→ Stated exercise
Write out all of the data exactly as it appears.

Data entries
* Start *
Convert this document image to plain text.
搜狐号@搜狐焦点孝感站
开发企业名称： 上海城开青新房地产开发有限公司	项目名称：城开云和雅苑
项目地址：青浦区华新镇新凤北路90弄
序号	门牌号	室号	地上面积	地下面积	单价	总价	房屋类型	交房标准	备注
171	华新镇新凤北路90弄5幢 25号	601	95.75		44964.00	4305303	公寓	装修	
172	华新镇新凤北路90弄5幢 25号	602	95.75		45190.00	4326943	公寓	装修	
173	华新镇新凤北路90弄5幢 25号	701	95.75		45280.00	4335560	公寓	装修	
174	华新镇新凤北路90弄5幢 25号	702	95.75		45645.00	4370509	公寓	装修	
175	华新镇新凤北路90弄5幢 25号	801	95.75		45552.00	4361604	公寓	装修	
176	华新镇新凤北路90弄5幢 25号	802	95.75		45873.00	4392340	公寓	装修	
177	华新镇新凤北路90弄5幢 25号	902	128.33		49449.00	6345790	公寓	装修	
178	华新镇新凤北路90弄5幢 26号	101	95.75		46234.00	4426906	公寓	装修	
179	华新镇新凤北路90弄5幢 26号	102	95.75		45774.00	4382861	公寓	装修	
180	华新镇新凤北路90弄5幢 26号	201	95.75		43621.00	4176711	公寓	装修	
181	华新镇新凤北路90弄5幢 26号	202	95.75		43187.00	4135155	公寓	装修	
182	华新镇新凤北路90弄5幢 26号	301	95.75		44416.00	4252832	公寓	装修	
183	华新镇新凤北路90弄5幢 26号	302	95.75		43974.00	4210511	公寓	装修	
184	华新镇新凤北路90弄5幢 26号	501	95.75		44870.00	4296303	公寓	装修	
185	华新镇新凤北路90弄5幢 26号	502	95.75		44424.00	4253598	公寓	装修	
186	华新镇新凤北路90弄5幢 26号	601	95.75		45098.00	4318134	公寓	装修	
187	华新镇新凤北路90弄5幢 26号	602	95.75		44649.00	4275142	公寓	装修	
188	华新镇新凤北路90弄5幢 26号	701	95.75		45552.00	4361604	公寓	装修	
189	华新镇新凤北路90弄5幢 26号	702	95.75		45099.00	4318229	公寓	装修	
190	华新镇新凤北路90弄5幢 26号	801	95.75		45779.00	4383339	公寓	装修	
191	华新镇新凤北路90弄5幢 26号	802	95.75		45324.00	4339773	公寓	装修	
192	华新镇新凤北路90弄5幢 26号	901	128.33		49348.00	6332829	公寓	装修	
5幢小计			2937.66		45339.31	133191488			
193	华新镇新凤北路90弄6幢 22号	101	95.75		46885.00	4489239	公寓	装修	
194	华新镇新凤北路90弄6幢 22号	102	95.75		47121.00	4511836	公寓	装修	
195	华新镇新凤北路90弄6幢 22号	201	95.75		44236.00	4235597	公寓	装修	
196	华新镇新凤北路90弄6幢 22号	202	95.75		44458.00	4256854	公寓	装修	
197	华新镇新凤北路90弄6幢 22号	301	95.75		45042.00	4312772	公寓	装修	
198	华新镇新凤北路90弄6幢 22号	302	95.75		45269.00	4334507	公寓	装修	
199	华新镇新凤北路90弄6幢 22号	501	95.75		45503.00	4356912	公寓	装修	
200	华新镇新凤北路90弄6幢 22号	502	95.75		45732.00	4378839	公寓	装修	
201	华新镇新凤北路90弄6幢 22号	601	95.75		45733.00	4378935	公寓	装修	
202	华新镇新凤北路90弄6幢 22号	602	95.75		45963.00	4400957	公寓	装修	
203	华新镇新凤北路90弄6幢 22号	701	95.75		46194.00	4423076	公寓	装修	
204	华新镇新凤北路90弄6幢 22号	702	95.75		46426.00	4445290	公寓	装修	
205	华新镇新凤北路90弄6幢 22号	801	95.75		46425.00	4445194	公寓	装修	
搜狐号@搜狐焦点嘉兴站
* End *
→ Solution for this problem
Convert this document image to plain text.
搜狐号@搜狐焦点孝感站
开发企业名称： 上海城开青新房地产开发有限公司	项目名称：城开云和雅苑
项目地址：青浦区华新镇新凤北路90弄
序号	门牌号	室号	地上面积	地下面积	单价	总价	房屋类型	交房标准	备注
171	华新镇新凤北路90弄5幢 25号	601	95.75		44964.00	4305303	公寓	装修	
172	华新镇新凤北路90弄5幢 25号	602	95.75		45190.00	4326943	公寓	装修	
173	华新镇新凤北路90弄5幢 25号	701	95.75		45280.00	4335560	公寓	装修	
174	华新镇新凤北路90弄5幢 25号	702	95.75		45645.00	4370509	公寓	装修	
175	华新镇新凤北路90弄5幢 25号	801	95.75		45552.00	4361604	公寓	装修	
176	华新镇新凤北路90弄5幢 25号	802	95.75		45873.00	4392340	公寓	装修	
177	华新镇新凤北路90弄5幢 25号	902	128.33		49449.00	6345790	公寓	装修	
178	华新镇新凤北路90弄5幢 26号	101	95.75		46234.00	4426906	公寓	装修	
179	华新镇新凤北路90弄5幢 26号	102	95.75		45774.00	4382861	公寓	装修	
180	华新镇新凤北路90弄5幢 26号	201	95.75		43621.00	4176711	公寓	装修	
181	华新镇新凤北路90弄5幢 26号	202	95.75		43187.00	4135155	公寓	装修	
182	华新镇新凤北路90弄5幢 26号	301	95.75		44416.00	4252832	公寓	装修	
183	华新镇新凤北路90弄5幢 26号	302	95.75		43974.00	4210511	公寓	装修	
184	华新镇新凤北路90弄5幢 26号	501	95.75		44870.00	4296303	公寓	装修	
185	华新镇新凤北路90弄5幢 26号	502	95.75		44424.00	4253598	公寓	装修	
186	华新镇新凤北路90弄5幢 26号	601	95.75		45098.00	4318134	公寓	装修	
187	华新镇新凤北路90弄5幢 26号	602	95.75		44649.00	4275142	公寓	装修	
188	华新镇新凤北路90弄5幢 26号	701	95.75		45552.00	4361604	公寓	装修	
189	华新镇新凤北路90弄5幢 26号	702	95.75		45099.00	4318229	公寓	装修	
190	华新镇新凤北路90弄5幢 26号	801	95.75		45779.00	4383339	公寓	装修	
191	华新镇新凤北路90弄5幢 26号	802	95.75		45324.00	4339773	公寓	装修	
192	华新镇新凤北路90弄5幢 26号	901	128.33		49348.00	6332829	公寓	装修	
5幢小计			2937.66		45339.31	133191488			
193	华新镇新凤北路90弄6幢 22号	101	95.75		46885.00	4489239	公寓	装修	
194	华新镇新凤北路90弄6幢 22号	102	95.75		47121.00	4511836	公寓	装修	
195	华新镇新凤北路90弄6幢 22号	201	95.75		44236.00	4235597	公寓	装修	
196	华新镇新凤北路90弄6幢 22号	202	95.75		44458.00	4256854	公寓	装修	
197	华新镇新凤北路90弄6幢 22号	301	95.75		45042.00	4312772	公寓	装修	
198	华新镇新凤北路90弄6幢 22号	302	95.75		45269.00	4334507	公寓	装修	
199	华新镇新凤北路90弄6幢 22号	501	95.75		45503.00	4356912	公寓	装修	
200	华新镇新凤北路90弄6幢 22号	502	95.75		45732.00	4378839	公寓	装修	
201	华新镇新凤北路90弄6幢 22号	601	95.75		45733.00	4378935	公寓	装修	
202	华新镇新凤北路90弄6幢 22号	602	95.75		45963.00	4400957	公寓	装修	
203	华新镇新凤北路90弄6幢 22号	701	95.75		46194.00	4423076	公寓	装修	
204	华新镇新凤北路90弄6幢 22号	702	95.75		46426.00	4445290	公寓	装修	
205	华新镇新凤北路90弄6幢 22号	801	95.75		46425.00	4445194	公寓	装修	
搜狐号@搜狐焦点嘉兴站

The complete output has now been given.